* begin RECORDS TO USE *

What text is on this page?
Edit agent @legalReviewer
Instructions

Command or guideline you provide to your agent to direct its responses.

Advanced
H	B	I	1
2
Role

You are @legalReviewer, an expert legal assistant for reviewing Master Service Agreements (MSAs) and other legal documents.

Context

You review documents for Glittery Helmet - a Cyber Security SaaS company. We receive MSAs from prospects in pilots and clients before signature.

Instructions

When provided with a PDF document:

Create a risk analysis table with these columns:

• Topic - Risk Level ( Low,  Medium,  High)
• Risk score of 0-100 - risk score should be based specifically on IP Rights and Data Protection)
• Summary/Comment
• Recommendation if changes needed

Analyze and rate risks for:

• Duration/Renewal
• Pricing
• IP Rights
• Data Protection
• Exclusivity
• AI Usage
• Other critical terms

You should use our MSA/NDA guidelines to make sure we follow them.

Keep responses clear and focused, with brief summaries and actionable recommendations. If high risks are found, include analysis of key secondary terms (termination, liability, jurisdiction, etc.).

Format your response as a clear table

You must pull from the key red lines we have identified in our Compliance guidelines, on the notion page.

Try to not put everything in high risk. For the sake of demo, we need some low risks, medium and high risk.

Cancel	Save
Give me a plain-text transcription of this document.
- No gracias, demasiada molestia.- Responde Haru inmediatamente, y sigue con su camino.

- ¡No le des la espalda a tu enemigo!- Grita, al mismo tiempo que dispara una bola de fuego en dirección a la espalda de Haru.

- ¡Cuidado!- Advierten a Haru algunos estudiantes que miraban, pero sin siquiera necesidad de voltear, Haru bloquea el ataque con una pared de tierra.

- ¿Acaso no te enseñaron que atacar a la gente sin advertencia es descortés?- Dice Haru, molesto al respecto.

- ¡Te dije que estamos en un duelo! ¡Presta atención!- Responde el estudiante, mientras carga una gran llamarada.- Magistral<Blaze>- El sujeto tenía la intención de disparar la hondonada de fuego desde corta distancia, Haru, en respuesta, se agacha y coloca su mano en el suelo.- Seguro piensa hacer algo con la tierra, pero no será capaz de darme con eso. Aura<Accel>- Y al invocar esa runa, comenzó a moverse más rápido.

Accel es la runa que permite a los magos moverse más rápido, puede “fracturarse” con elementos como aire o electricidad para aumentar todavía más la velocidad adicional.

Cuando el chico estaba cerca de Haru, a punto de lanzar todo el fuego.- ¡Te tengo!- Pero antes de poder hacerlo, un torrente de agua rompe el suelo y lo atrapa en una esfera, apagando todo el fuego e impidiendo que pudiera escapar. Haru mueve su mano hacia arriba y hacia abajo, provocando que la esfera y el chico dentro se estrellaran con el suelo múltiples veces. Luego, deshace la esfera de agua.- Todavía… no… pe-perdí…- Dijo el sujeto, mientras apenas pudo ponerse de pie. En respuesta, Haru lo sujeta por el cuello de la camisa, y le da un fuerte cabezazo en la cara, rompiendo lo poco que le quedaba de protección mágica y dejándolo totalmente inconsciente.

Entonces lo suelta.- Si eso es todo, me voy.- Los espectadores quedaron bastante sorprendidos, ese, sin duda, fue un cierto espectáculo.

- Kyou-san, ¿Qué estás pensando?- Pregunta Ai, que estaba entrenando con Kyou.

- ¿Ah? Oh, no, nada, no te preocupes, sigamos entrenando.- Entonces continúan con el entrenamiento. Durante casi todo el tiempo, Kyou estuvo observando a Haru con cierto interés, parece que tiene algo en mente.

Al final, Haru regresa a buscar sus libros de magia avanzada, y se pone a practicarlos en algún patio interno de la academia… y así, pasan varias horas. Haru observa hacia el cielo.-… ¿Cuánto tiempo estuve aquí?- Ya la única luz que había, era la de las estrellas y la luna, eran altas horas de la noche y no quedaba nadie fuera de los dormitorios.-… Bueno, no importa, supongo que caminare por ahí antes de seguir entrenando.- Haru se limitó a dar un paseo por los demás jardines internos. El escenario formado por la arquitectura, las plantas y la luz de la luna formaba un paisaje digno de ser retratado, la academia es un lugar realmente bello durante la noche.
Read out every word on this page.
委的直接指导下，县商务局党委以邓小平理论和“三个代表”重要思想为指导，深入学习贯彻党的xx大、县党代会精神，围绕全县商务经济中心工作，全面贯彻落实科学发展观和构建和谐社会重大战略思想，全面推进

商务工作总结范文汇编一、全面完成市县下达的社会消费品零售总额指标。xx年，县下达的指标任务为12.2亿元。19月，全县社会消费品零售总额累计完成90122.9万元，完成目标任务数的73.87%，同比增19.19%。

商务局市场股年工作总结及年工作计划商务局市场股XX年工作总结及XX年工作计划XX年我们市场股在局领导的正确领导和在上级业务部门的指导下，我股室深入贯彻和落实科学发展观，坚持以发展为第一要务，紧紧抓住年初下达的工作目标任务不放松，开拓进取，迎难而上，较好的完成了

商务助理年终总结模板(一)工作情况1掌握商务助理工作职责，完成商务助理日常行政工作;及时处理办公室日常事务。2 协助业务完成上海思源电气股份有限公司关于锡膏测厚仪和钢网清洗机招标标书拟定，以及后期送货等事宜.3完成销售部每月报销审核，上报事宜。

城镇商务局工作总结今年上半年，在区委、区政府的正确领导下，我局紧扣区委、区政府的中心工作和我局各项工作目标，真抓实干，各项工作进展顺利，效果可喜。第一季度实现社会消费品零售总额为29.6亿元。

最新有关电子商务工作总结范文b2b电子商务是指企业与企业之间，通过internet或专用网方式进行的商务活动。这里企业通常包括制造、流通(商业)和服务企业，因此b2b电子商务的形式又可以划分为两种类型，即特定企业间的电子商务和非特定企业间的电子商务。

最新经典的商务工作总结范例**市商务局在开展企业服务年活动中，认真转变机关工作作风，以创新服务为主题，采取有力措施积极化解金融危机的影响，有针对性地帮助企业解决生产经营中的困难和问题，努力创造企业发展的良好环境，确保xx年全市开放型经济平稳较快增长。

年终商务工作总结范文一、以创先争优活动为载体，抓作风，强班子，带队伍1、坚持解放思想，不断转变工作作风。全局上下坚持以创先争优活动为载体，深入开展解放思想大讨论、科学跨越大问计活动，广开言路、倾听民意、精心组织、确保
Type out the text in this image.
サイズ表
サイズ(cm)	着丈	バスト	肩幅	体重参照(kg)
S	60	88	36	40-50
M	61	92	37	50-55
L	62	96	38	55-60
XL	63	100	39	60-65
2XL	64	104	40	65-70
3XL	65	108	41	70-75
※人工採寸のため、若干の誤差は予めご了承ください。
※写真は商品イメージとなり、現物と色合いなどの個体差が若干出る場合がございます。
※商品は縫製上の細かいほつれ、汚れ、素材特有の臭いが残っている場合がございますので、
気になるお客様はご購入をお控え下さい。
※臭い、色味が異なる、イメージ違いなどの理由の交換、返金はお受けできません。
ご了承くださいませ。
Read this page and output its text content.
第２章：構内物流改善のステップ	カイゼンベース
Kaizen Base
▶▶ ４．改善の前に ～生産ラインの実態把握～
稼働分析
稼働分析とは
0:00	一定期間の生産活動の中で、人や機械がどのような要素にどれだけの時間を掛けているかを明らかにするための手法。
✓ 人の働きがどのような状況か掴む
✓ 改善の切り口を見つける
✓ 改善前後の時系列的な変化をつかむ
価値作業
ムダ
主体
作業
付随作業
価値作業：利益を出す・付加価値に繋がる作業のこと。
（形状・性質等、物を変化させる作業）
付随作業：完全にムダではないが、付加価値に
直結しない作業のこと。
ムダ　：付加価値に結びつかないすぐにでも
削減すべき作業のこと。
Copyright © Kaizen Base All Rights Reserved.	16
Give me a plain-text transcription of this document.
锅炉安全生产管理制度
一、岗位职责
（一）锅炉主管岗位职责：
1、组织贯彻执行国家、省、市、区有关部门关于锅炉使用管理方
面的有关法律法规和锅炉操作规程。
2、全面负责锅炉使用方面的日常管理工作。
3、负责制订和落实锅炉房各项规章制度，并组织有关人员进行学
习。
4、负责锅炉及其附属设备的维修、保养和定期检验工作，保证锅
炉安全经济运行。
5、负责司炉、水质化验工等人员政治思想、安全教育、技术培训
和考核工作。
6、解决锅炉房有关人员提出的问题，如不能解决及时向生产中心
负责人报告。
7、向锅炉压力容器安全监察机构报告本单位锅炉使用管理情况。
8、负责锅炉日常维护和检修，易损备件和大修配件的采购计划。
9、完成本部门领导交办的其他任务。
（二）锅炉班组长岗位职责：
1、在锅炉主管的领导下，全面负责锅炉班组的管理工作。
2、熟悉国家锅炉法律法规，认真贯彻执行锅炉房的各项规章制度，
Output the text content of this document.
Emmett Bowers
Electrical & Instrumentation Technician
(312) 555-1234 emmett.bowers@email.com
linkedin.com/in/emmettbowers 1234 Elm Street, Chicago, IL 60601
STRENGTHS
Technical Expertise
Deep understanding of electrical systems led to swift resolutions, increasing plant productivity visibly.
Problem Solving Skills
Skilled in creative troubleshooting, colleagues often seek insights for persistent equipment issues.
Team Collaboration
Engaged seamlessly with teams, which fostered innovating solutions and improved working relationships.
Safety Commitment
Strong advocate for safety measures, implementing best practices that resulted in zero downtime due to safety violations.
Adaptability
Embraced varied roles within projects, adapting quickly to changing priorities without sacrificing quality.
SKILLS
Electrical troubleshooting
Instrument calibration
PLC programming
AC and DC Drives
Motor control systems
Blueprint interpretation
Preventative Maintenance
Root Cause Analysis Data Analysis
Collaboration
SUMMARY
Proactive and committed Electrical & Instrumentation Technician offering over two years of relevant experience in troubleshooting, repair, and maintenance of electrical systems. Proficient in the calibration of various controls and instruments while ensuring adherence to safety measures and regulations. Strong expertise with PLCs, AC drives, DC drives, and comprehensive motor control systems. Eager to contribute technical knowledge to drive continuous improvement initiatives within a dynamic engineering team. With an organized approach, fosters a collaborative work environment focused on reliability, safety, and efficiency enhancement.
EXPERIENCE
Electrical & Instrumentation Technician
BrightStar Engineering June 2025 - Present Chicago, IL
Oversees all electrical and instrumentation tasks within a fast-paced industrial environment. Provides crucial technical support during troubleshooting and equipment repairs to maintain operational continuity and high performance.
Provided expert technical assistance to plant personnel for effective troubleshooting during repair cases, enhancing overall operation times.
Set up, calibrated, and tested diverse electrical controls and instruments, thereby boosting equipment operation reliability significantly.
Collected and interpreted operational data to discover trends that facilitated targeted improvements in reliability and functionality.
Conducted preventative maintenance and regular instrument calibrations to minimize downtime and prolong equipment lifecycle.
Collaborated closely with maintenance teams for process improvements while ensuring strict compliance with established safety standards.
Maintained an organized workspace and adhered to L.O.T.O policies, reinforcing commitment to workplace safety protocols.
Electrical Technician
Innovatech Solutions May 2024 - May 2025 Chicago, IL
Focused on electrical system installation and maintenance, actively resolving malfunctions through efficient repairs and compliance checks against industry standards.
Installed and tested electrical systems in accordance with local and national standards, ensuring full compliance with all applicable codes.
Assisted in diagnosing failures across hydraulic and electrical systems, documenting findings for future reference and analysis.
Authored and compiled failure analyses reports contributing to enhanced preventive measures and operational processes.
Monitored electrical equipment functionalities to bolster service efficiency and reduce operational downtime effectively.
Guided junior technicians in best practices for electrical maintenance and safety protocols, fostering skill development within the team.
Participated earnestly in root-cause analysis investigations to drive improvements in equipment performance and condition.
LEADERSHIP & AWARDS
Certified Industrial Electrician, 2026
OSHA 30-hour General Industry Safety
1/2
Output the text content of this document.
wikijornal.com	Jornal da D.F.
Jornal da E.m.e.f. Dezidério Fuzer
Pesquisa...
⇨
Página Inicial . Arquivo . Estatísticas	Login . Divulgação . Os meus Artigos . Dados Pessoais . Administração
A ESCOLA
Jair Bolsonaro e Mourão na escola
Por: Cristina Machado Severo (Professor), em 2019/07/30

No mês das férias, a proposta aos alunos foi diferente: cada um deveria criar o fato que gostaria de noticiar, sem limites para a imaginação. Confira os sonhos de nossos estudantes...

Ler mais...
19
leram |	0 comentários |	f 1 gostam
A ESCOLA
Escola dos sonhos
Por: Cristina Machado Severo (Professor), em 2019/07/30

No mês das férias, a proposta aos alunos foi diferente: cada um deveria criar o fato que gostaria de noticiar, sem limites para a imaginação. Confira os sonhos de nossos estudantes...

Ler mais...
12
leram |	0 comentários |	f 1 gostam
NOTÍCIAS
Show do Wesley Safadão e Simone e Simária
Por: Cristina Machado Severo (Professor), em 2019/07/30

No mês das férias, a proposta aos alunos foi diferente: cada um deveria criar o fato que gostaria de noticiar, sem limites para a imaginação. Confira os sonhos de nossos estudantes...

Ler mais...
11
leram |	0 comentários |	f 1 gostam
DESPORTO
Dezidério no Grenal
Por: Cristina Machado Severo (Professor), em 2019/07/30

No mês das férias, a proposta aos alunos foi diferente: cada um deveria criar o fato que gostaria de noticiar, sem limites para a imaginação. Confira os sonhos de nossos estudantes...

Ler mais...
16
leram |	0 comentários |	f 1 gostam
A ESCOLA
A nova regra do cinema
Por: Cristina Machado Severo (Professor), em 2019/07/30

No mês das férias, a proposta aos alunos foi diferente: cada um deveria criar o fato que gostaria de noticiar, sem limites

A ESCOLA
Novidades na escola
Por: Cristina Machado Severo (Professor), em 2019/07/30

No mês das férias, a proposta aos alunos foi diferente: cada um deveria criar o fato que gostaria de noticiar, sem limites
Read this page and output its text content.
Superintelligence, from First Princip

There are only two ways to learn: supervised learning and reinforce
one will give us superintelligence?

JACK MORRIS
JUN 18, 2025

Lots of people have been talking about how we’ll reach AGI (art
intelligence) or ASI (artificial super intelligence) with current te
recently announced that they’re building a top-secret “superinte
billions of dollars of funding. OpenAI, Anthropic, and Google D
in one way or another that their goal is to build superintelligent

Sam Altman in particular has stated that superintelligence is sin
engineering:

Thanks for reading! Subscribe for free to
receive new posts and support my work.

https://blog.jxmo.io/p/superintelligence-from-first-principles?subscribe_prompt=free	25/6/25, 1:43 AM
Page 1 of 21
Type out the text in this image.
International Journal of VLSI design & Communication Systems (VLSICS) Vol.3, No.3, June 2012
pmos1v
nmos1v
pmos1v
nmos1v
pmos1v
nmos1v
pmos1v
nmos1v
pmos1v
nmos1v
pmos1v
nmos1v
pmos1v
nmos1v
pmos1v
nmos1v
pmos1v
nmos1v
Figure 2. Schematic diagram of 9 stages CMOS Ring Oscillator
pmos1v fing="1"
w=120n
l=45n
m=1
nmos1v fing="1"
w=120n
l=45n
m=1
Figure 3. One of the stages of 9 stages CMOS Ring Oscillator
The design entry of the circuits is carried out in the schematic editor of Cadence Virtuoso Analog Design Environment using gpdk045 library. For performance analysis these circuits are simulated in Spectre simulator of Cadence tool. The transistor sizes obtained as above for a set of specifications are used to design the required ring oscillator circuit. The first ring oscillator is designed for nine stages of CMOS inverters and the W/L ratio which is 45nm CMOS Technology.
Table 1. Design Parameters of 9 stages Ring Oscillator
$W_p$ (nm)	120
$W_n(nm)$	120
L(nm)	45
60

* end RECORDS TO USE *

[TASK REQUIREMENTS]
Each line in the data that holds the string "your" should be found and copied.

[SOLUTION]
Command or guideline you provide to your agent to direct its responses.
Format your response as a clear table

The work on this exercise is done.